* Task directions *
Below are some records; return each one exactly.

*-*-*

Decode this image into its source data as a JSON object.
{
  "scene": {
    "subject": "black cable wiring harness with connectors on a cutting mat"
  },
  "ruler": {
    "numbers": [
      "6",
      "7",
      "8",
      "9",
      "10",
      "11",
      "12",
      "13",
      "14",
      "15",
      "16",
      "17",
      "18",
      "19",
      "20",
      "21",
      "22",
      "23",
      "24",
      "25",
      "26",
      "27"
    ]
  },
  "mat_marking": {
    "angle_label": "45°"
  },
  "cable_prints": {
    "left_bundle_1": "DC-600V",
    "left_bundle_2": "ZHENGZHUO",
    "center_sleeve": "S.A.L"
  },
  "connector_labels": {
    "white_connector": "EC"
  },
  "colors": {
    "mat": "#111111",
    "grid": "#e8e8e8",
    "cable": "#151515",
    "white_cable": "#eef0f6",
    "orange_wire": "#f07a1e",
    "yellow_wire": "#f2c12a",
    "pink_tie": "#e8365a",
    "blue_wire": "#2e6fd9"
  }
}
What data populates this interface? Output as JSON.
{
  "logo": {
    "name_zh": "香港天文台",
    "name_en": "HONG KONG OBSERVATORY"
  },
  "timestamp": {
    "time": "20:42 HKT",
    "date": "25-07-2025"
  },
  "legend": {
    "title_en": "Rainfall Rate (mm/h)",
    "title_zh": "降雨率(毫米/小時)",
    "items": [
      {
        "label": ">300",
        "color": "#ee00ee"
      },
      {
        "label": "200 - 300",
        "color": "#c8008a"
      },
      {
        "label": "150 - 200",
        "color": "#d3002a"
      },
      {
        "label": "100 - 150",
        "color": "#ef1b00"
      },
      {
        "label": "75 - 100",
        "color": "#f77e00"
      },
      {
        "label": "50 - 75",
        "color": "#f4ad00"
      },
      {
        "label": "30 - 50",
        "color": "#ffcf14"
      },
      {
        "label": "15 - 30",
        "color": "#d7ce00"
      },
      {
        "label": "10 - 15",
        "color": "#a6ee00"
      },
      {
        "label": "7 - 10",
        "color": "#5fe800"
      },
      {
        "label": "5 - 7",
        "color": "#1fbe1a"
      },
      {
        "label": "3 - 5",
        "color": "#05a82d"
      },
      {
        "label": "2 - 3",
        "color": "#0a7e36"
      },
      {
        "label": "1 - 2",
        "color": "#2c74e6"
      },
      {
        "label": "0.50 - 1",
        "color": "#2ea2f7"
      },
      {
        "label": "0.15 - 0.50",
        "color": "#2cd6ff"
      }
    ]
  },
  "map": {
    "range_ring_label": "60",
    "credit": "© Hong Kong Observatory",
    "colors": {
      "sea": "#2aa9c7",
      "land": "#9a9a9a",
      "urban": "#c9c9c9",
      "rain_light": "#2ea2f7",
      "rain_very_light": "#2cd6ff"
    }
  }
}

*-*-*

* Exercise output *
Decode this image into its source data as a JSON object.
{
  "scene": {
    "subject": "black cable wiring harness with connectors on a cutting mat"
  },
  "ruler": {
    "numbers": [
      "6",
      "7",
      "8",
      "9",
      "10",
      "11",
      "12",
      "13",
      "14",
      "15",
      "16",
      "17",
      "18",
      "19",
      "20",
      "21",
      "22",
      "23",
      "24",
      "25",
      "26",
      "27"
    ]
  },
  "mat_marking": {
    "angle_label": "45°"
  },
  "cable_prints": {
    "left_bundle_1": "DC-600V",
    "left_bundle_2": "ZHENGZHUO",
    "center_sleeve": "S.A.L"
  },
  "connector_labels": {
    "white_connector": "EC"
  },
  "colors": {
    "mat": "#111111",
    "grid": "#e8e8e8",
    "cable": "#151515",
    "white_cable": "#eef0f6",
    "orange_wire": "#f07a1e",
    "yellow_wire": "#f2c12a",
    "pink_tie": "#e8365a",
    "blue_wire": "#2e6fd9"
  }
}
What data populates this interface? Output as JSON.
{
  "logo": {
    "name_zh": "香港天文台",
    "name_en": "HONG KONG OBSERVATORY"
  },
  "timestamp": {
    "time": "20:42 HKT",
    "date": "25-07-2025"
  },
  "legend": {
    "title_en": "Rainfall Rate (mm/h)",
    "title_zh": "降雨率(毫米/小時)",
    "items": [
      {
        "label": ">300",
        "color": "#ee00ee"
      },
      {
        "label": "200 - 300",
        "color": "#c8008a"
      },
      {
        "label": "150 - 200",
        "color": "#d3002a"
      },
      {
        "label": "100 - 150",
        "color": "#ef1b00"
      },
      {
        "label": "75 - 100",
        "color": "#f77e00"
      },
      {
        "label": "50 - 75",
        "color": "#f4ad00"
      },
      {
        "label": "30 - 50",
        "color": "#ffcf14"
      },
      {
        "label": "15 - 30",
        "color": "#d7ce00"
      },
      {
        "label": "10 - 15",
        "color": "#a6ee00"
      },
      {
        "label": "7 - 10",
        "color": "#5fe800"
      },
      {
        "label": "5 - 7",
        "color": "#1fbe1a"
      },
      {
        "label": "3 - 5",
        "color": "#05a82d"
      },
      {
        "label": "2 - 3",
        "color": "#0a7e36"
      },
      {
        "label": "1 - 2",
        "color": "#2c74e6"
      },
      {
        "label": "0.50 - 1",
        "color": "#2ea2f7"
      },
      {
        "label": "0.15 - 0.50",
        "color": "#2cd6ff"
      }
    ]
  },
  "map": {
    "range_ring_label": "60",
    "credit": "© Hong Kong Observatory",
    "colors": {
      "sea": "#2aa9c7",
      "land": "#9a9a9a",
      "urban": "#c9c9c9",
      "rain_light": "#2ea2f7",
      "rain_very_light": "#2cd6ff"
    }
  }
}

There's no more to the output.